--- Material shown ---
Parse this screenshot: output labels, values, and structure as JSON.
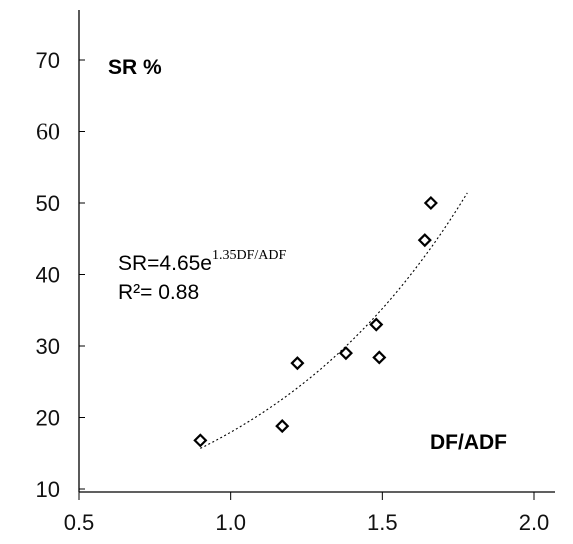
{
  "chart_data": {
    "type": "scatter",
    "ylabel": "SR %",
    "xlabel": "DF/ADF",
    "xlim": [
      0.5,
      2.0
    ],
    "ylim": [
      10,
      70
    ],
    "x_ticks": [
      "0.5",
      "1.0",
      "1.5",
      "2.0"
    ],
    "x_tick_values": [
      0.5,
      1.0,
      1.5,
      2.0
    ],
    "y_ticks": [
      "10",
      "20",
      "30",
      "40",
      "50",
      "60",
      "70"
    ],
    "y_tick_values": [
      10,
      20,
      30,
      40,
      50,
      60,
      70
    ],
    "y_tick_fonts": [
      "sans",
      "sans",
      "sans",
      "sans",
      "sans",
      "serif",
      "sans"
    ],
    "points": [
      {
        "x": 0.9,
        "y": 16.8
      },
      {
        "x": 1.17,
        "y": 18.8
      },
      {
        "x": 1.22,
        "y": 27.6
      },
      {
        "x": 1.38,
        "y": 29.0
      },
      {
        "x": 1.48,
        "y": 33.0
      },
      {
        "x": 1.49,
        "y": 28.4
      },
      {
        "x": 1.64,
        "y": 44.8
      },
      {
        "x": 1.66,
        "y": 50.0
      }
    ],
    "fit": {
      "type": "exponential",
      "a": 4.65,
      "b": 1.35,
      "x_range": [
        0.9,
        1.78
      ],
      "style": "dotted"
    },
    "equation": {
      "prefix": "SR=4.65e",
      "exponent": "1.35DF/ADF",
      "r2": "R²= 0.88"
    },
    "grid": false,
    "legend": "none"
  }
}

--- Given exercise ---
Make an exact copy of the whole listing, but don't bring over any pictures.

--- Worked solution ---
Parse this screenshot: output labels, values, and structure as JSON.
{
  "chart_data": {
    "type": "scatter",
    "ylabel": "SR %",
    "xlabel": "DF/ADF",
    "xlim": [
      0.5,
      2.0
    ],
    "ylim": [
      10,
      70
    ],
    "x_ticks": [
      "0.5",
      "1.0",
      "1.5",
      "2.0"
    ],
    "x_tick_values": [
      0.5,
      1.0,
      1.5,
      2.0
    ],
    "y_ticks": [
      "10",
      "20",
      "30",
      "40",
      "50",
      "60",
      "70"
    ],
    "y_tick_values": [
      10,
      20,
      30,
      40,
      50,
      60,
      70
    ],
    "y_tick_fonts": [
      "sans",
      "sans",
      "sans",
      "sans",
      "sans",
      "serif",
      "sans"
    ],
    "points": [
      {
        "x": 0.9,
        "y": 16.8
      },
      {
        "x": 1.17,
        "y": 18.8
      },
      {
        "x": 1.22,
        "y": 27.6
      },
      {
        "x": 1.38,
        "y": 29.0
      },
      {
        "x": 1.48,
        "y": 33.0
      },
      {
        "x": 1.49,
        "y": 28.4
      },
      {
        "x": 1.64,
        "y": 44.8
      },
      {
        "x": 1.66,
        "y": 50.0
      }
    ],
    "fit": {
      "type": "exponential",
      "a": 4.65,
      "b": 1.35,
      "x_range": [
        0.9,
        1.78
      ],
      "style": "dotted"
    },
    "equation": {
      "prefix": "SR=4.65e",
      "exponent": "1.35DF/ADF",
      "r2": "R²= 0.88"
    },
    "grid": false,
    "legend": "none"
  }
}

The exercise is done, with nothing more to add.